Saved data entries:
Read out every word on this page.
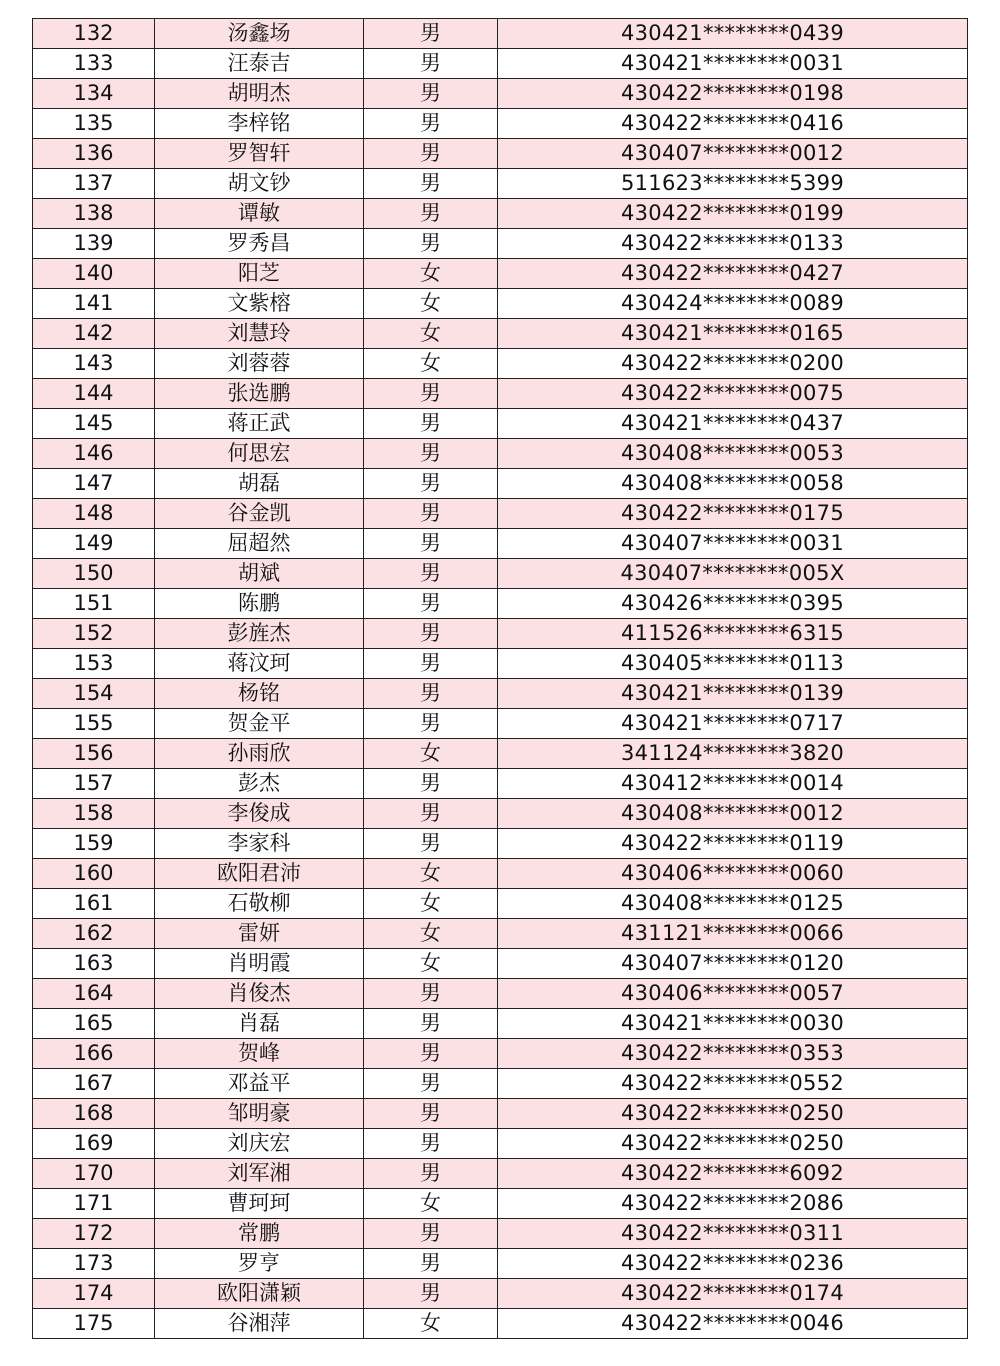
132	汤鑫场	男	430421********0439
133	汪泰吉	男	430421********0031
134	胡明杰	男	430422********0198
135	李梓铭	男	430422********0416
136	罗智轩	男	430407********0012
137	胡文钞	男	511623********5399
138	谭敏	男	430422********0199
139	罗秀昌	男	430422********0133
140	阳芝	女	430422********0427
141	文紫榕	女	430424********0089
142	刘慧玲	女	430421********0165
143	刘蓉蓉	女	430422********0200
144	张选鹏	男	430422********0075
145	蒋正武	男	430421********0437
146	何思宏	男	430408********0053
147	胡磊	男	430408********0058
148	谷金凯	男	430422********0175
149	屈超然	男	430407********0031
150	胡斌	男	430407********005X
151	陈鹏	男	430426********0395
152	彭旌杰	男	411526********6315
153	蒋汶珂	男	430405********0113
154	杨铭	男	430421********0139
155	贺金平	男	430421********0717
156	孙雨欣	女	341124********3820
157	彭杰	男	430412********0014
158	李俊成	男	430408********0012
159	李家科	男	430422********0119
160	欧阳君沛	女	430406********0060
161	石敬柳	女	430408********0125
162	雷妍	女	431121********0066
163	肖明霞	女	430407********0120
164	肖俊杰	男	430406********0057
165	肖磊	男	430421********0030
166	贺峰	男	430422********0353
167	邓益平	男	430422********0552
168	邹明豪	男	430422********0250
169	刘庆宏	男	430422********0250
170	刘军湘	男	430422********6092
171	曹珂珂	女	430422********2086
172	常鹏	男	430422********0311
173	罗亨	男	430422********0236
174	欧阳潇颖	男	430422********0174
175	谷湘萍	女	430422********0046
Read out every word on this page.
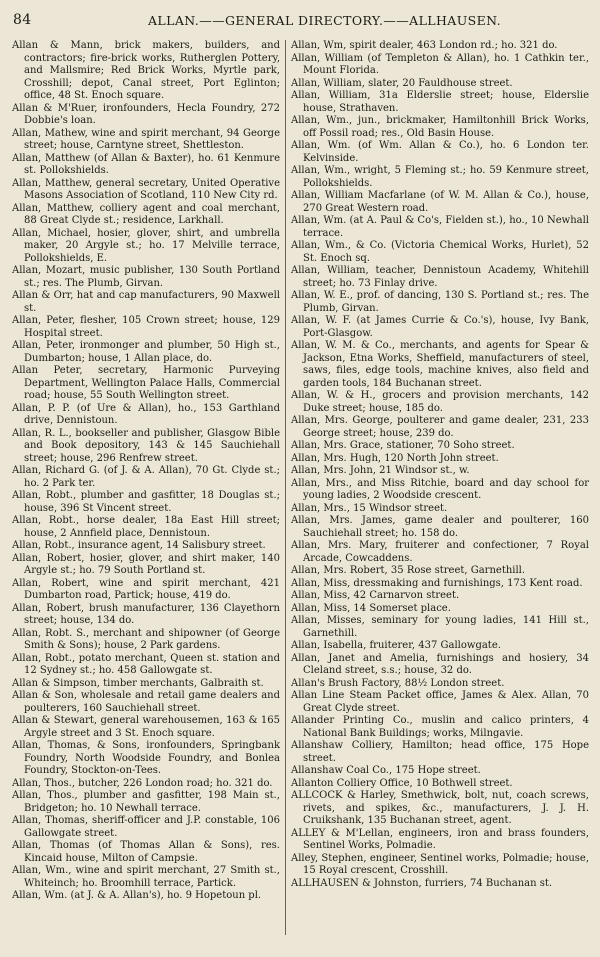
84	ALLAN.——GENERAL DIRECTORY.——ALLHAUSEN.

Allan & Mann, brick makers, builders, and contractors; fire-brick works, Rutherglen Pottery, and Mallsmire; Red Brick Works, Myrtle park, Crosshill; depot, Canal street, Port Eglinton; office, 48 St. Enoch square.

Allan & M'Ruer, ironfounders, Hecla Foundry, 272 Dobbie's loan.

Allan, Mathew, wine and spirit merchant, 94 George street; house, Carntyne street, Shettleston.

Allan, Matthew (of Allan & Baxter), ho. 61 Kenmure st. Pollokshields.

Allan, Matthew, general secretary, United Operative Masons Association of Scotland, 110 New City rd.

Allan, Matthew, colliery agent and coal merchant, 88 Great Clyde st.; residence, Larkhall.

Allan, Michael, hosier, glover, shirt, and umbrella maker, 20 Argyle st.; ho. 17 Melville terrace, Pollokshields, E.

Allan, Mozart, music publisher, 130 South Portland st.; res. The Plumb, Girvan.

Allan & Orr, hat and cap manufacturers, 90 Maxwell st.

Allan, Peter, flesher, 105 Crown street; house, 129 Hospital street.

Allan, Peter, ironmonger and plumber, 50 High st., Dumbarton; house, 1 Allan place, do.

Allan Peter, secretary, Harmonic Purveying Department, Wellington Palace Halls, Commercial road; house, 55 South Wellington street.

Allan, P. P. (of Ure & Allan), ho., 153 Garthland drive, Dennistoun.

Allan, R. L., bookseller and publisher, Glasgow Bible and Book depository, 143 & 145 Sauchiehall street; house, 296 Renfrew street.

Allan, Richard G. (of J. & A. Allan), 70 Gt. Clyde st.; ho. 2 Park ter.

Allan, Robt., plumber and gasfitter, 18 Douglas st.; house, 396 St Vincent street.

Allan, Robt., horse dealer, 18a East Hill street; house, 2 Annfield place, Dennistoun.

Allan, Robt., insurance agent, 14 Salisbury street.

Allan, Robert, hosier, glover, and shirt maker, 140 Argyle st.; ho. 79 South Portland st.

Allan, Robert, wine and spirit merchant, 421 Dumbarton road, Partick; house, 419 do.

Allan, Robert, brush manufacturer, 136 Clayethorn street; house, 134 do.

Allan, Robt. S., merchant and shipowner (of George Smith & Sons); house, 2 Park gardens.

Allan, Robt., potato merchant, Queen st. station and 12 Sydney st.; ho. 458 Gallowgate st.

Allan & Simpson, timber merchants, Galbraith st.

Allan & Son, wholesale and retail game dealers and poulterers, 160 Sauchiehall street.

Allan & Stewart, general warehousemen, 163 & 165 Argyle street and 3 St. Enoch square.

Allan, Thomas, & Sons, ironfounders, Springbank Foundry, North Woodside Foundry, and Bonlea Foundry, Stockton-on-Tees.

Allan, Thos., butcher, 226 London road; ho. 321 do.

Allan, Thos., plumber and gasfitter, 198 Main st., Bridgeton; ho. 10 Newhall terrace.

Allan, Thomas, sheriff-officer and J.P. constable, 106 Gallowgate street.

Allan, Thomas (of Thomas Allan & Sons), res. Kincaid house, Milton of Campsie.

Allan, Wm., wine and spirit merchant, 27 Smith st., Whiteinch; ho. Broomhill terrace, Partick.

Allan, Wm. (at J. & A. Allan's), ho. 9 Hopetoun pl.

Allan, Wm, spirit dealer, 463 London rd.; ho. 321 do.

Allan, William (of Templeton & Allan), ho. 1 Cathkin ter., Mount Florida.

Allan, William, slater, 20 Fauldhouse street.

Allan, William, 31a Elderslie street; house, Elderslie house, Strathaven.

Allan, Wm., jun., brickmaker, Hamiltonhill Brick Works, off Possil road; res., Old Basin House.

Allan, Wm. (of Wm. Allan & Co.), ho. 6 London ter. Kelvinside.

Allan, Wm., wright, 5 Fleming st.; ho. 59 Kenmure street, Pollokshields.

Allan, William Macfarlane (of W. M. Allan & Co.), house, 270 Great Western road.

Allan, Wm. (at A. Paul & Co's, Fielden st.), ho., 10 Newhall terrace.

Allan, Wm., & Co. (Victoria Chemical Works, Hurlet), 52 St. Enoch sq.

Allan, William, teacher, Dennistoun Academy, Whitehill street; ho. 73 Finlay drive.

Allan, W. E., prof. of dancing, 130 S. Portland st.; res. The Plumb, Girvan.

Allan, W. F. (at James Currie & Co.'s), house, Ivy Bank, Port-Glasgow.

Allan, W. M. & Co., merchants, and agents for Spear & Jackson, Etna Works, Sheffield, manufacturers of steel, saws, files, edge tools, machine knives, also field and garden tools, 184 Buchanan street.

Allan, W. & H., grocers and provision merchants, 142 Duke street; house, 185 do.

Allan, Mrs. George, poulterer and game dealer, 231, 233 George street; house, 239 do.

Allan, Mrs. Grace, stationer, 70 Soho street.

Allan, Mrs. Hugh, 120 North John street.

Allan, Mrs. John, 21 Windsor st., w.

Allan, Mrs., and Miss Ritchie, board and day school for young ladies, 2 Woodside crescent.

Allan, Mrs., 15 Windsor street.

Allan, Mrs. James, game dealer and poulterer, 160 Sauchiehall street; ho. 158 do.

Allan, Mrs. Mary, fruiterer and confectioner, 7 Royal Arcade, Cowcaddens.

Allan, Mrs. Robert, 35 Rose street, Garnethill.

Allan, Miss, dressmaking and furnishings, 173 Kent road.

Allan, Miss, 42 Carnarvon street.

Allan, Miss, 14 Somerset place.

Allan, Misses, seminary for young ladies, 141 Hill st., Garnethill.

Allan, Isabella, fruiterer, 437 Gallowgate.

Allan, Janet and Amelia, furnishings and hosiery, 34 Cleland street, s.s.; house, 32 do.

Allan's Brush Factory, 88½ London street.

Allan Line Steam Packet office, James & Alex. Allan, 70 Great Clyde street.

Allander Printing Co., muslin and calico printers, 4 National Bank Buildings; works, Milngavie.

Allanshaw Colliery, Hamilton; head office, 175 Hope street.

Allanshaw Coal Co., 175 Hope street.

Allanton Colliery Office, 10 Bothwell street.

ALLCOCK & Harley, Smethwick, bolt, nut, coach screws, rivets, and spikes, &c., manufacturers, J. J. H. Cruikshank, 135 Buchanan street, agent.

ALLEY & M'Lellan, engineers, iron and brass founders, Sentinel Works, Polmadie.

Alley, Stephen, engineer, Sentinel works, Polmadie; house, 15 Royal crescent, Crosshill.

ALLHAUSEN & Johnston, furriers, 74 Buchanan st.
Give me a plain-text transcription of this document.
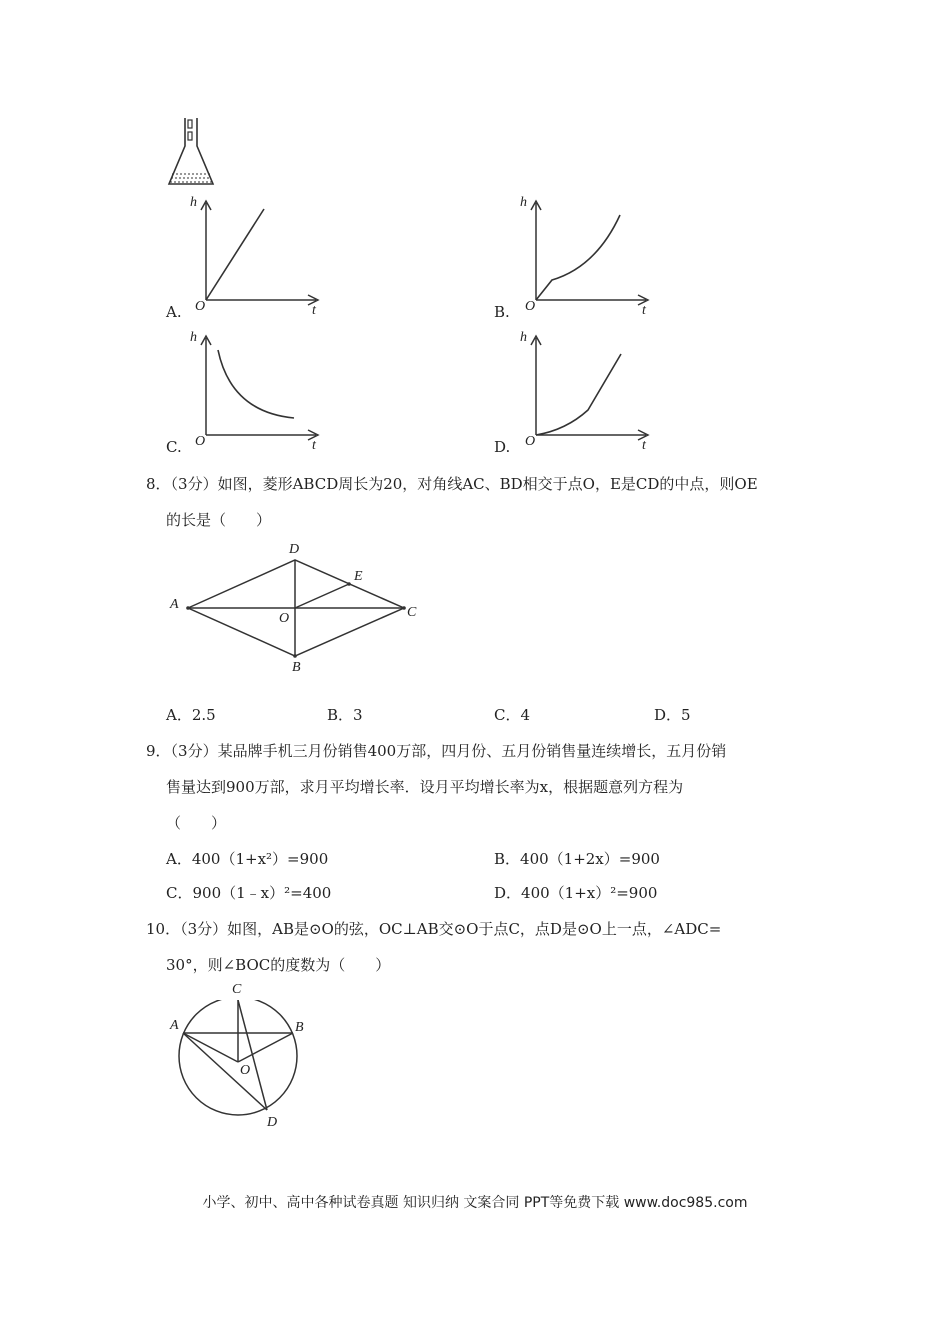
A.
h
O	t	B.
h
O	t
C.
h
O	t	D.
h
O	t
8．（3分）如图，菱形ABCD周长为20，对角线AC、BD相交于点O，E是CD的中点，则OE
的长是（　　）
A
D
E
C
O
B
A．2.5	B．3	C．4	D．5
9．（3分）某品牌手机三月份销售400万部，四月份、五月份销售量连续增长，五月份销
售量达到900万部，求月平均增长率．设月平均增长率为x，根据题意列方程为
（　　）
A．400（1+x²）=900	B．400（1+2x）=900
C．900（1﹣x）²=400	D．400（1+x）²=900
10．（3分）如图，AB是⊙O的弦，OC⊥AB交⊙O于点C，点D是⊙O上一点，∠ADC=
30°，则∠BOC的度数为（　　）
C
A	B
O
D
小学、初中、高中各种试卷真题 知识归纳 文案合同 PPT等免费下载 www.doc985.com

**WHAT YOU SHOULD DO**
No pictures belong in the copy: reproduce exactly the lines above from the one that contains "Give me a plain-text" through the last line of the entries.

**RESPONSE TO THE EXERCISE**
Give me a plain-text transcription of this document.
A.
h
O	t	B.
h
O	t
C.
h
O	t	D.
h
O	t
8．（3分）如图，菱形ABCD周长为20，对角线AC、BD相交于点O，E是CD的中点，则OE
的长是（　　）
A
D
E
C
O
B
A．2.5	B．3	C．4	D．5
9．（3分）某品牌手机三月份销售400万部，四月份、五月份销售量连续增长，五月份销
售量达到900万部，求月平均增长率．设月平均增长率为x，根据题意列方程为
（　　）
A．400（1+x²）=900	B．400（1+2x）=900
C．900（1﹣x）²=400	D．400（1+x）²=900
10．（3分）如图，AB是⊙O的弦，OC⊥AB交⊙O于点C，点D是⊙O上一点，∠ADC=
30°，则∠BOC的度数为（　　）
C
A	B
O
D
小学、初中、高中各种试卷真题 知识归纳 文案合同 PPT等免费下载 www.doc985.com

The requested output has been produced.